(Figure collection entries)
******************************

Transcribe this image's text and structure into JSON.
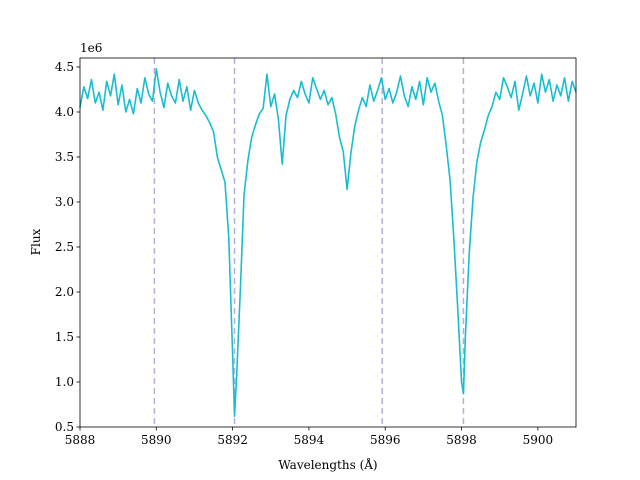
{
  "chart_data": {
    "type": "line",
    "title": "",
    "xlabel": "Wavelengths (Å)",
    "ylabel": "Flux",
    "offset_text": "1e6",
    "xlim": [
      5888,
      5901
    ],
    "ylim": [
      0.5,
      4.6
    ],
    "y_multiplier": 1000000,
    "x_ticks": [
      5888,
      5890,
      5892,
      5894,
      5896,
      5898,
      5900
    ],
    "x_tick_labels": [
      "5888",
      "5890",
      "5892",
      "5894",
      "5896",
      "5898",
      "5900"
    ],
    "y_ticks": [
      0.5,
      1.0,
      1.5,
      2.0,
      2.5,
      3.0,
      3.5,
      4.0,
      4.5
    ],
    "y_tick_labels": [
      "0.5",
      "1.0",
      "1.5",
      "2.0",
      "2.5",
      "3.0",
      "3.5",
      "4.0",
      "4.5"
    ],
    "grid": false,
    "reference_lines": {
      "x": [
        5889.95,
        5892.05,
        5895.92,
        5898.05
      ],
      "color": "#b0b0d8",
      "style": "dashed"
    },
    "series": [
      {
        "color": "#17becf",
        "x": [
          5888.0,
          5888.1,
          5888.2,
          5888.3,
          5888.4,
          5888.5,
          5888.6,
          5888.7,
          5888.8,
          5888.9,
          5889.0,
          5889.1,
          5889.2,
          5889.3,
          5889.4,
          5889.5,
          5889.6,
          5889.7,
          5889.8,
          5889.9,
          5890.0,
          5890.1,
          5890.2,
          5890.3,
          5890.4,
          5890.5,
          5890.6,
          5890.7,
          5890.8,
          5890.9,
          5891.0,
          5891.1,
          5891.2,
          5891.3,
          5891.4,
          5891.5,
          5891.6,
          5891.7,
          5891.8,
          5891.9,
          5892.0,
          5892.05,
          5892.1,
          5892.2,
          5892.3,
          5892.4,
          5892.5,
          5892.6,
          5892.7,
          5892.8,
          5892.9,
          5893.0,
          5893.1,
          5893.2,
          5893.3,
          5893.4,
          5893.5,
          5893.6,
          5893.7,
          5893.8,
          5893.9,
          5894.0,
          5894.1,
          5894.2,
          5894.3,
          5894.4,
          5894.5,
          5894.6,
          5894.7,
          5894.8,
          5894.9,
          5895.0,
          5895.1,
          5895.2,
          5895.3,
          5895.4,
          5895.5,
          5895.6,
          5895.7,
          5895.8,
          5895.9,
          5896.0,
          5896.1,
          5896.2,
          5896.3,
          5896.4,
          5896.5,
          5896.6,
          5896.7,
          5896.8,
          5896.9,
          5897.0,
          5897.1,
          5897.2,
          5897.3,
          5897.4,
          5897.5,
          5897.6,
          5897.7,
          5897.8,
          5897.9,
          5898.0,
          5898.05,
          5898.1,
          5898.2,
          5898.3,
          5898.4,
          5898.5,
          5898.6,
          5898.7,
          5898.8,
          5898.9,
          5899.0,
          5899.1,
          5899.2,
          5899.3,
          5899.4,
          5899.5,
          5899.6,
          5899.7,
          5899.8,
          5899.9,
          5900.0,
          5900.1,
          5900.2,
          5900.3,
          5900.4,
          5900.5,
          5900.6,
          5900.7,
          5900.8,
          5900.9,
          5901.0
        ],
        "y": [
          4.05,
          4.28,
          4.15,
          4.36,
          4.1,
          4.22,
          4.02,
          4.34,
          4.18,
          4.42,
          4.08,
          4.3,
          4.0,
          4.14,
          3.98,
          4.26,
          4.1,
          4.38,
          4.2,
          4.12,
          4.48,
          4.22,
          4.05,
          4.32,
          4.18,
          4.1,
          4.36,
          4.12,
          4.28,
          4.02,
          4.24,
          4.1,
          4.02,
          3.96,
          3.88,
          3.78,
          3.5,
          3.36,
          3.22,
          2.6,
          1.3,
          0.62,
          1.02,
          2.0,
          3.08,
          3.46,
          3.72,
          3.86,
          3.98,
          4.04,
          4.42,
          4.06,
          4.2,
          3.92,
          3.42,
          3.96,
          4.14,
          4.24,
          4.16,
          4.34,
          4.2,
          4.1,
          4.38,
          4.26,
          4.14,
          4.24,
          4.08,
          4.16,
          3.98,
          3.72,
          3.56,
          3.14,
          3.54,
          3.84,
          4.02,
          4.16,
          4.06,
          4.3,
          4.12,
          4.24,
          4.38,
          4.14,
          4.26,
          4.1,
          4.22,
          4.4,
          4.18,
          4.06,
          4.28,
          4.14,
          4.34,
          4.08,
          4.38,
          4.22,
          4.32,
          4.12,
          3.96,
          3.62,
          3.24,
          2.58,
          1.82,
          1.0,
          0.87,
          1.5,
          2.42,
          3.04,
          3.44,
          3.66,
          3.8,
          3.96,
          4.06,
          4.22,
          4.14,
          4.38,
          4.28,
          4.16,
          4.34,
          4.02,
          4.2,
          4.4,
          4.18,
          4.32,
          4.1,
          4.42,
          4.22,
          4.36,
          4.12,
          4.3,
          4.18,
          4.38,
          4.12,
          4.34,
          4.22
        ]
      }
    ]
  }
}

******************************

EXERCISE DESCRIPTION: Copy the records exactly. Skip the pictures.

RESULT BELOW:
Transcribe this image's text and structure into JSON.
{
  "chart_data": {
    "type": "line",
    "title": "",
    "xlabel": "Wavelengths (Å)",
    "ylabel": "Flux",
    "offset_text": "1e6",
    "xlim": [
      5888,
      5901
    ],
    "ylim": [
      0.5,
      4.6
    ],
    "y_multiplier": 1000000,
    "x_ticks": [
      5888,
      5890,
      5892,
      5894,
      5896,
      5898,
      5900
    ],
    "x_tick_labels": [
      "5888",
      "5890",
      "5892",
      "5894",
      "5896",
      "5898",
      "5900"
    ],
    "y_ticks": [
      0.5,
      1.0,
      1.5,
      2.0,
      2.5,
      3.0,
      3.5,
      4.0,
      4.5
    ],
    "y_tick_labels": [
      "0.5",
      "1.0",
      "1.5",
      "2.0",
      "2.5",
      "3.0",
      "3.5",
      "4.0",
      "4.5"
    ],
    "grid": false,
    "reference_lines": {
      "x": [
        5889.95,
        5892.05,
        5895.92,
        5898.05
      ],
      "color": "#b0b0d8",
      "style": "dashed"
    },
    "series": [
      {
        "color": "#17becf",
        "x": [
          5888.0,
          5888.1,
          5888.2,
          5888.3,
          5888.4,
          5888.5,
          5888.6,
          5888.7,
          5888.8,
          5888.9,
          5889.0,
          5889.1,
          5889.2,
          5889.3,
          5889.4,
          5889.5,
          5889.6,
          5889.7,
          5889.8,
          5889.9,
          5890.0,
          5890.1,
          5890.2,
          5890.3,
          5890.4,
          5890.5,
          5890.6,
          5890.7,
          5890.8,
          5890.9,
          5891.0,
          5891.1,
          5891.2,
          5891.3,
          5891.4,
          5891.5,
          5891.6,
          5891.7,
          5891.8,
          5891.9,
          5892.0,
          5892.05,
          5892.1,
          5892.2,
          5892.3,
          5892.4,
          5892.5,
          5892.6,
          5892.7,
          5892.8,
          5892.9,
          5893.0,
          5893.1,
          5893.2,
          5893.3,
          5893.4,
          5893.5,
          5893.6,
          5893.7,
          5893.8,
          5893.9,
          5894.0,
          5894.1,
          5894.2,
          5894.3,
          5894.4,
          5894.5,
          5894.6,
          5894.7,
          5894.8,
          5894.9,
          5895.0,
          5895.1,
          5895.2,
          5895.3,
          5895.4,
          5895.5,
          5895.6,
          5895.7,
          5895.8,
          5895.9,
          5896.0,
          5896.1,
          5896.2,
          5896.3,
          5896.4,
          5896.5,
          5896.6,
          5896.7,
          5896.8,
          5896.9,
          5897.0,
          5897.1,
          5897.2,
          5897.3,
          5897.4,
          5897.5,
          5897.6,
          5897.7,
          5897.8,
          5897.9,
          5898.0,
          5898.05,
          5898.1,
          5898.2,
          5898.3,
          5898.4,
          5898.5,
          5898.6,
          5898.7,
          5898.8,
          5898.9,
          5899.0,
          5899.1,
          5899.2,
          5899.3,
          5899.4,
          5899.5,
          5899.6,
          5899.7,
          5899.8,
          5899.9,
          5900.0,
          5900.1,
          5900.2,
          5900.3,
          5900.4,
          5900.5,
          5900.6,
          5900.7,
          5900.8,
          5900.9,
          5901.0
        ],
        "y": [
          4.05,
          4.28,
          4.15,
          4.36,
          4.1,
          4.22,
          4.02,
          4.34,
          4.18,
          4.42,
          4.08,
          4.3,
          4.0,
          4.14,
          3.98,
          4.26,
          4.1,
          4.38,
          4.2,
          4.12,
          4.48,
          4.22,
          4.05,
          4.32,
          4.18,
          4.1,
          4.36,
          4.12,
          4.28,
          4.02,
          4.24,
          4.1,
          4.02,
          3.96,
          3.88,
          3.78,
          3.5,
          3.36,
          3.22,
          2.6,
          1.3,
          0.62,
          1.02,
          2.0,
          3.08,
          3.46,
          3.72,
          3.86,
          3.98,
          4.04,
          4.42,
          4.06,
          4.2,
          3.92,
          3.42,
          3.96,
          4.14,
          4.24,
          4.16,
          4.34,
          4.2,
          4.1,
          4.38,
          4.26,
          4.14,
          4.24,
          4.08,
          4.16,
          3.98,
          3.72,
          3.56,
          3.14,
          3.54,
          3.84,
          4.02,
          4.16,
          4.06,
          4.3,
          4.12,
          4.24,
          4.38,
          4.14,
          4.26,
          4.1,
          4.22,
          4.4,
          4.18,
          4.06,
          4.28,
          4.14,
          4.34,
          4.08,
          4.38,
          4.22,
          4.32,
          4.12,
          3.96,
          3.62,
          3.24,
          2.58,
          1.82,
          1.0,
          0.87,
          1.5,
          2.42,
          3.04,
          3.44,
          3.66,
          3.8,
          3.96,
          4.06,
          4.22,
          4.14,
          4.38,
          4.28,
          4.16,
          4.34,
          4.02,
          4.2,
          4.4,
          4.18,
          4.32,
          4.1,
          4.42,
          4.22,
          4.36,
          4.12,
          4.3,
          4.18,
          4.38,
          4.12,
          4.34,
          4.22
        ]
      }
    ]
  }
}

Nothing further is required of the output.